● 記述課題:
デュー・ディリジェンスに関する記事のうち、「2023年11月17日:ラテ」から「がある」とウズカンは述べた。」までを、両端の語句も含めて一字一句そのまま書き写してもらえますか?

● 抜粋本文:
◇ ◇ ◇ ◇
ラテンアメリカの労働者、デュー・ディリジェンスの利用による権利擁護に期待

2023-11-17

2023年11月17日:ラテンアメリカ・カリブ海のインダストリオール加盟組織は、11月7日にブラジル・サンパウロで会合を開き、デュー・ディリジェンスを利用してサプライチェーン全体で労働者の権利を擁護する方法について議論した。


ケマル・ウズカン・インダストリオール書記次長が開会の辞を述べ、デュー・ディリジェンスについて発表、労働組合はどうすればデュー・ディリジェンスを利用して企業に労働権を尊重させ、サプライチェーンにおける侵害に責任を負わせることができるか説明した。

「サプライチェーンで侵害が発生した場合は、全員が責任を取らなければならない。すべての企業・政府が責任を分担する新しい法的環境を作る必要がある。デュー・ディリジェンス法のような拘束力のある規制措置によって、説明責任を確保する必要がある」とウズカンは述べた。
◇ ◇ ◇ ◇
(要素配置データ)
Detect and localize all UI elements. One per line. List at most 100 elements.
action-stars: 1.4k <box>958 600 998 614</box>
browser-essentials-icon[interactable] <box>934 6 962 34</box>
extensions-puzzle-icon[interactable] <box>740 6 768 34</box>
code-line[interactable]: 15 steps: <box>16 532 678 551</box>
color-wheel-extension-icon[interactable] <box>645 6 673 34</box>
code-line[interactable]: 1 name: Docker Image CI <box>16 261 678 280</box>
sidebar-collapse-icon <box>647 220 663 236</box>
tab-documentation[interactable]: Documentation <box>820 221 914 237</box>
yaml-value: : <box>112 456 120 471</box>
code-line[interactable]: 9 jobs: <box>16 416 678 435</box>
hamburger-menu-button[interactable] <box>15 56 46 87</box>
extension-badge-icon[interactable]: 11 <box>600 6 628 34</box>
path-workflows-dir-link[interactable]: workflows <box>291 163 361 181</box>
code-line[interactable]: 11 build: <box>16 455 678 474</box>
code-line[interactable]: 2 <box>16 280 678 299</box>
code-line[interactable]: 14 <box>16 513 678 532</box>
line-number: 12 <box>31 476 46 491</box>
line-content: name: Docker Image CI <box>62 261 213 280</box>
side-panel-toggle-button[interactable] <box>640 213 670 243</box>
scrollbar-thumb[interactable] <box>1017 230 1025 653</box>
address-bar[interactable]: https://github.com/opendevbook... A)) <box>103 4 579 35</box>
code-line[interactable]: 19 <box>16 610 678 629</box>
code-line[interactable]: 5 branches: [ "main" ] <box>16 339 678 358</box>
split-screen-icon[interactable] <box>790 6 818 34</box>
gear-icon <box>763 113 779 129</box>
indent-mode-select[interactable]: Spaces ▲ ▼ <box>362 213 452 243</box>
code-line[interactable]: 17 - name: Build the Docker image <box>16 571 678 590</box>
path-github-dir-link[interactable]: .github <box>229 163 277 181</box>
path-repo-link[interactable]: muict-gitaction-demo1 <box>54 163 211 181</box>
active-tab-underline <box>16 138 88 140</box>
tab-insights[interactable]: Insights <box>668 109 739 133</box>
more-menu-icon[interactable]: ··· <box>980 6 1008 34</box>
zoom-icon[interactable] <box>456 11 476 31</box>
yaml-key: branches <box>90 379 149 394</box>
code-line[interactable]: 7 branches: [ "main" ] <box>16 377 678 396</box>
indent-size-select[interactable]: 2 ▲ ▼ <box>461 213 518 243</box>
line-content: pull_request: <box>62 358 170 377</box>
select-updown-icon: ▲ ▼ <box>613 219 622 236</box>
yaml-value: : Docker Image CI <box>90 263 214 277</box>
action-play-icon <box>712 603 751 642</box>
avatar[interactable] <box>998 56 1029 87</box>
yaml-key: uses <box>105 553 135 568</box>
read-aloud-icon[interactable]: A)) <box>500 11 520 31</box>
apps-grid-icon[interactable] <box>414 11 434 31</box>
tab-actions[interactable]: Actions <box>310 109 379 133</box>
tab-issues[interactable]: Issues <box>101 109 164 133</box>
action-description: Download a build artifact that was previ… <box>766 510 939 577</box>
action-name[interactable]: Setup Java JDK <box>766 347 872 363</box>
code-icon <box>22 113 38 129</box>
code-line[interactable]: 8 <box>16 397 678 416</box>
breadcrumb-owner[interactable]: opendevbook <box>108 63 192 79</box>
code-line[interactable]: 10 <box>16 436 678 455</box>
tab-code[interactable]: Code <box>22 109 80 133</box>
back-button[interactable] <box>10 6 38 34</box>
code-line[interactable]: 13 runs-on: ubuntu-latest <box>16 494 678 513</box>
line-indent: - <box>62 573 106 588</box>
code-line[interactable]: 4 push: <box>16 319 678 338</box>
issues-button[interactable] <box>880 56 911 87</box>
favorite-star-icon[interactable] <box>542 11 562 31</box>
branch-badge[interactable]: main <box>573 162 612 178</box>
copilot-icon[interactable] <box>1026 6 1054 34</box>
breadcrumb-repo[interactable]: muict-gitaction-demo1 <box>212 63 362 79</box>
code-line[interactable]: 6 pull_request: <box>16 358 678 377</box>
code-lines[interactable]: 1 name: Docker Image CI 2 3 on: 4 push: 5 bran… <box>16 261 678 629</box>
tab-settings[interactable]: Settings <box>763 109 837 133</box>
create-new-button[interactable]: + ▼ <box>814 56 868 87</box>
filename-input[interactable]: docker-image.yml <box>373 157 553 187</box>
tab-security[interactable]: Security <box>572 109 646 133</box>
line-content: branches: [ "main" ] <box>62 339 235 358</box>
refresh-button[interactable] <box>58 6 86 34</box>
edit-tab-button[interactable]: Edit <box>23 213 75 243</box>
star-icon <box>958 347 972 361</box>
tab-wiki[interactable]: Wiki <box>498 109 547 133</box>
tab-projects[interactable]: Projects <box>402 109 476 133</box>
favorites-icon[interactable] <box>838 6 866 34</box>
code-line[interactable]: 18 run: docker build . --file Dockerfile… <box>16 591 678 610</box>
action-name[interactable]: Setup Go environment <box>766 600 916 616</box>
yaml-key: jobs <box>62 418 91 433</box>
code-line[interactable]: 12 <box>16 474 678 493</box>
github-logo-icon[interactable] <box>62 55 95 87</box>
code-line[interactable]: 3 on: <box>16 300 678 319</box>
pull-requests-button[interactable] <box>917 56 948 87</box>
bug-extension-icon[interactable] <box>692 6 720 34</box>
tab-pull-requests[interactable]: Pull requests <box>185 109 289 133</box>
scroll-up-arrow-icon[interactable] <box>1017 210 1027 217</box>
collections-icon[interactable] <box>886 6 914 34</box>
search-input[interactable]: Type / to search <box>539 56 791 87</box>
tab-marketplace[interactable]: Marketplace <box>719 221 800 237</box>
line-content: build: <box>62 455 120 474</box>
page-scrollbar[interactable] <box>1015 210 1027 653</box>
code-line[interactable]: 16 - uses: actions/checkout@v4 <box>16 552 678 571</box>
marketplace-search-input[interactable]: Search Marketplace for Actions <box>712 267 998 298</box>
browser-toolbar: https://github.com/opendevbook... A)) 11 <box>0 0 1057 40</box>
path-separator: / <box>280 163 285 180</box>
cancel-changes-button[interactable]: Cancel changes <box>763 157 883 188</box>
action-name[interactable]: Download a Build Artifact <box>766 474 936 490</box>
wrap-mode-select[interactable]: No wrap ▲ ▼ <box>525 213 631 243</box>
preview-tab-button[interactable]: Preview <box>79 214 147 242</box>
◇ ◇ ◇ ◇
● 回答:
2023年11月17日:ラテンアメリカ・カリブ海のインダストリオール加盟組織は、11月7日にブラジル・サンパウロで会合を開き、デュー・ディリジェンスを利用してサプライチェーン全体で労働者の権利を擁護する方法について議論した。


ケマル・ウズカン・インダストリオール書記次長が開会の辞を述べ、デュー・ディリジェンスについて発表、労働組合はどうすればデュー・ディリジェンスを利用して企業に労働権を尊重させ、サプライチェーンにおける侵害に責任を負わせることができるか説明した。

「サプライチェーンで侵害が発生した場合は、全員が責任を取らなければならない。すべての企業・政府が責任を分担する新しい法的環境を作る必要がある。デュー・ディリジェンス法のような拘束力のある規制措置によって、説明責任を確保する必要がある」とウズカンは述べた。